─── DATA PROVIDED ───

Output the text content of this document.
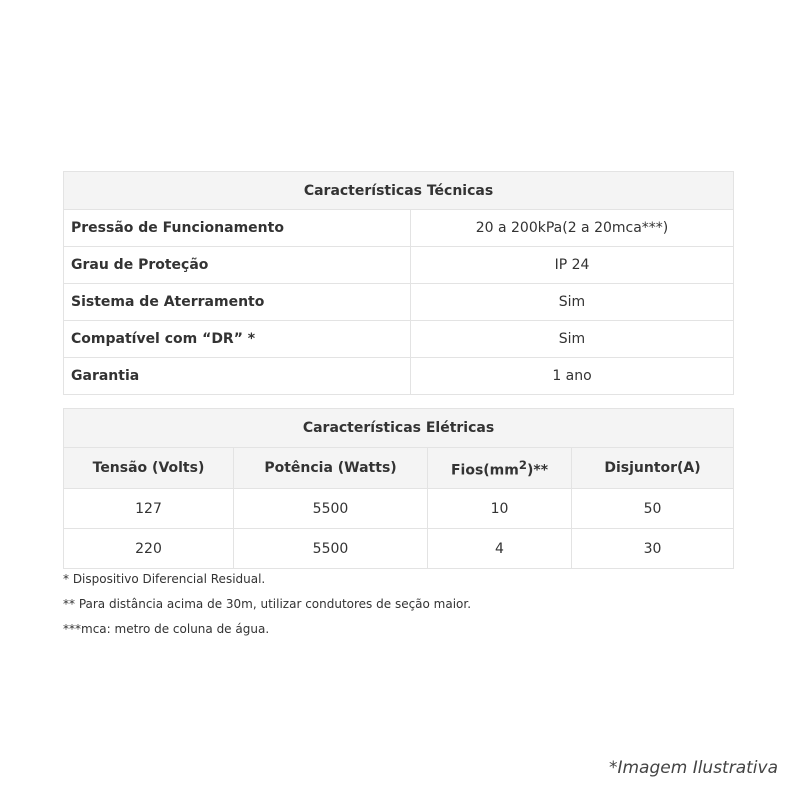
Características Técnicas	
Pressão de Funcionamento	20 a 200kPa(2 a 20mca***)
Grau de Proteção	IP 24
Sistema de Aterramento	Sim
Compatível com “DR” *	Sim
Garantia	1 ano
Características Elétricas			
Tensão (Volts)	Potência (Watts)	$Fios(mm^2)**$	Disjuntor(A)
127	5500	10	50
220	5500	4	30
* Dispositivo Diferencial Residual.
** Para distância acima de 30m, utilizar condutores de seção maior.
***mca: metro de coluna de água.
*Imagem Ilustrativa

───

Look through the entries and return every line where "Características" appears.

**ANSWER IN FULL**:
Características Técnicas	
Características Elétricas			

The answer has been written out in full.